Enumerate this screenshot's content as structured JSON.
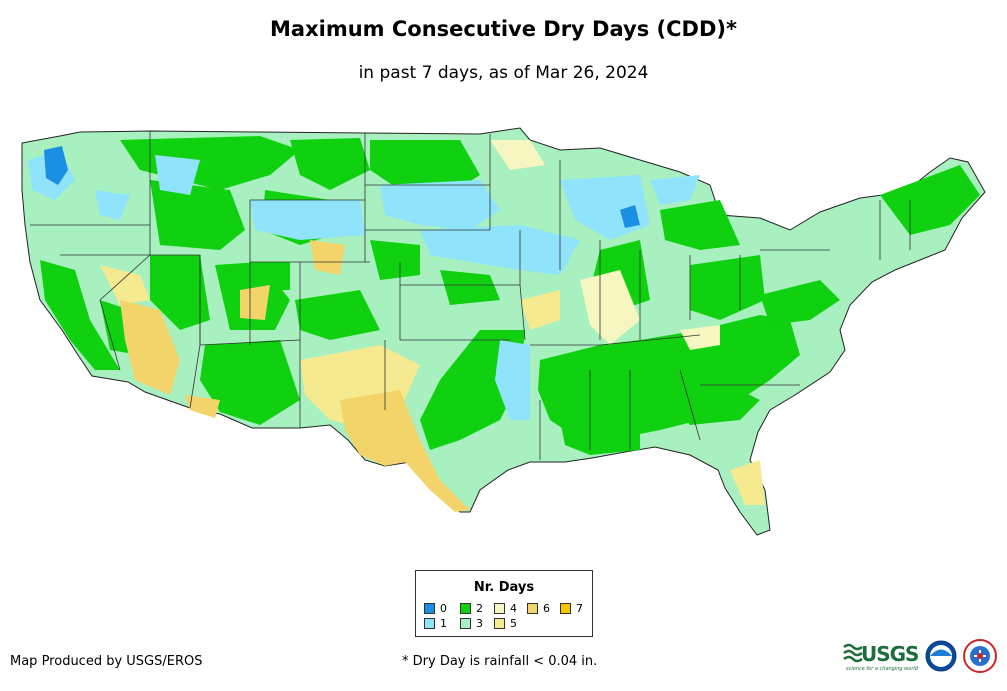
{
  "title": "Maximum Consecutive Dry Days (CDD)*",
  "subtitle": "in past 7 days, as of Mar 26, 2024",
  "legend": {
    "title": "Nr. Days",
    "items": [
      {
        "label": "0",
        "color": "#1a8fe3"
      },
      {
        "label": "1",
        "color": "#8fe3fb"
      },
      {
        "label": "2",
        "color": "#0fd10f"
      },
      {
        "label": "3",
        "color": "#a8f0c0"
      },
      {
        "label": "4",
        "color": "#f6f6c0"
      },
      {
        "label": "5",
        "color": "#f6ea90"
      },
      {
        "label": "6",
        "color": "#f3d46a"
      },
      {
        "label": "7",
        "color": "#f5c400"
      }
    ]
  },
  "footer": {
    "producer": "Map Produced by USGS/EROS",
    "footnote": "* Dry Day is rainfall < 0.04 in."
  },
  "logos": {
    "usgs": "USGS",
    "usgs_tagline": "science for a changing world"
  }
}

- [Exercise details]
Some lines of the data may hold the word "label". Say how many do, with nothing else.

- [Response to the task]
8